▸ **INSTRUCTION**
Pictures do not belong in the copy, so please give every entry below again exactly.

- - -

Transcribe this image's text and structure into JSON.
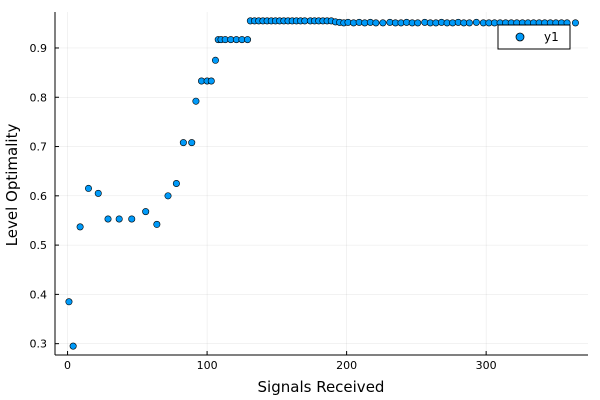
{
  "chart_data": {
    "type": "scatter",
    "xlabel": "Signals Received",
    "ylabel": "Level Optimality",
    "xlim": [
      -9,
      373
    ],
    "ylim": [
      0.277,
      0.973
    ],
    "xticks": [
      0,
      100,
      200,
      300
    ],
    "yticks": [
      0.3,
      0.4,
      0.5,
      0.6,
      0.7,
      0.8,
      0.9
    ],
    "grid": true,
    "legend_position": "top-right",
    "series": [
      {
        "name": "y1",
        "color": "#009af9",
        "x": [
          1,
          4,
          9,
          15,
          22,
          29,
          37,
          46,
          56,
          64,
          72,
          78,
          83,
          89,
          92,
          96,
          100,
          103,
          106,
          108,
          110,
          113,
          117,
          121,
          125,
          129,
          131,
          134,
          137,
          140,
          143,
          146,
          149,
          152,
          155,
          158,
          161,
          164,
          167,
          170,
          174,
          177,
          180,
          183,
          186,
          189,
          192,
          195,
          198,
          201,
          205,
          209,
          213,
          217,
          221,
          226,
          231,
          235,
          239,
          243,
          247,
          251,
          256,
          260,
          264,
          268,
          272,
          276,
          280,
          284,
          288,
          293,
          298,
          302,
          306,
          310,
          314,
          318,
          322,
          326,
          330,
          334,
          338,
          342,
          346,
          350,
          354,
          358,
          364
        ],
        "y": [
          0.385,
          0.295,
          0.537,
          0.615,
          0.605,
          0.553,
          0.553,
          0.553,
          0.568,
          0.542,
          0.6,
          0.625,
          0.708,
          0.708,
          0.792,
          0.833,
          0.833,
          0.833,
          0.875,
          0.917,
          0.917,
          0.917,
          0.917,
          0.917,
          0.917,
          0.917,
          0.955,
          0.955,
          0.955,
          0.955,
          0.955,
          0.955,
          0.955,
          0.955,
          0.955,
          0.955,
          0.955,
          0.955,
          0.955,
          0.955,
          0.955,
          0.955,
          0.955,
          0.955,
          0.955,
          0.955,
          0.953,
          0.952,
          0.951,
          0.952,
          0.951,
          0.952,
          0.951,
          0.952,
          0.951,
          0.951,
          0.952,
          0.951,
          0.951,
          0.952,
          0.951,
          0.951,
          0.952,
          0.951,
          0.951,
          0.952,
          0.951,
          0.951,
          0.952,
          0.951,
          0.951,
          0.952,
          0.951,
          0.951,
          0.951,
          0.951,
          0.951,
          0.951,
          0.951,
          0.951,
          0.951,
          0.951,
          0.951,
          0.951,
          0.951,
          0.951,
          0.951,
          0.951,
          0.951
        ]
      }
    ]
  }
}
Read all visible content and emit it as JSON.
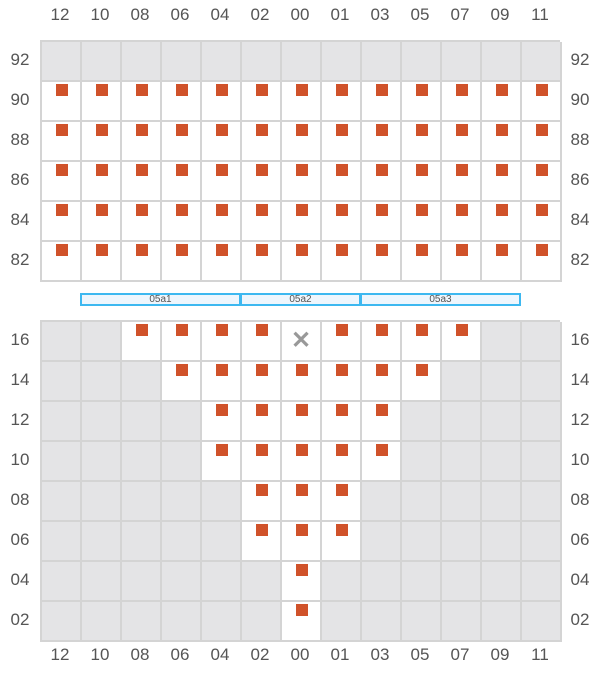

- - -

▸ **FULL ANSWER**
Transcribe this image's text and structure into JSON.
{
  "chart_data": {
    "type": "scatter",
    "xlabel": "Signals Received",
    "ylabel": "Level Optimality",
    "xlim": [
      -9,
      373
    ],
    "ylim": [
      0.277,
      0.973
    ],
    "xticks": [
      0,
      100,
      200,
      300
    ],
    "yticks": [
      0.3,
      0.4,
      0.5,
      0.6,
      0.7,
      0.8,
      0.9
    ],
    "grid": true,
    "legend_position": "top-right",
    "series": [
      {
        "name": "y1",
        "color": "#009af9",
        "x": [
          1,
          4,
          9,
          15,
          22,
          29,
          37,
          46,
          56,
          64,
          72,
          78,
          83,
          89,
          92,
          96,
          100,
          103,
          106,
          108,
          110,
          113,
          117,
          121,
          125,
          129,
          131,
          134,
          137,
          140,
          143,
          146,
          149,
          152,
          155,
          158,
          161,
          164,
          167,
          170,
          174,
          177,
          180,
          183,
          186,
          189,
          192,
          195,
          198,
          201,
          205,
          209,
          213,
          217,
          221,
          226,
          231,
          235,
          239,
          243,
          247,
          251,
          256,
          260,
          264,
          268,
          272,
          276,
          280,
          284,
          288,
          293,
          298,
          302,
          306,
          310,
          314,
          318,
          322,
          326,
          330,
          334,
          338,
          342,
          346,
          350,
          354,
          358,
          364
        ],
        "y": [
          0.385,
          0.295,
          0.537,
          0.615,
          0.605,
          0.553,
          0.553,
          0.553,
          0.568,
          0.542,
          0.6,
          0.625,
          0.708,
          0.708,
          0.792,
          0.833,
          0.833,
          0.833,
          0.875,
          0.917,
          0.917,
          0.917,
          0.917,
          0.917,
          0.917,
          0.917,
          0.955,
          0.955,
          0.955,
          0.955,
          0.955,
          0.955,
          0.955,
          0.955,
          0.955,
          0.955,
          0.955,
          0.955,
          0.955,
          0.955,
          0.955,
          0.955,
          0.955,
          0.955,
          0.955,
          0.955,
          0.953,
          0.952,
          0.951,
          0.952,
          0.951,
          0.952,
          0.951,
          0.952,
          0.951,
          0.951,
          0.952,
          0.951,
          0.951,
          0.952,
          0.951,
          0.951,
          0.952,
          0.951,
          0.951,
          0.952,
          0.951,
          0.951,
          0.952,
          0.951,
          0.951,
          0.952,
          0.951,
          0.951,
          0.951,
          0.951,
          0.951,
          0.951,
          0.951,
          0.951,
          0.951,
          0.951,
          0.951,
          0.951,
          0.951,
          0.951,
          0.951,
          0.951,
          0.951
        ]
      }
    ]
  }
}
Read all visible content and emit it as JSON.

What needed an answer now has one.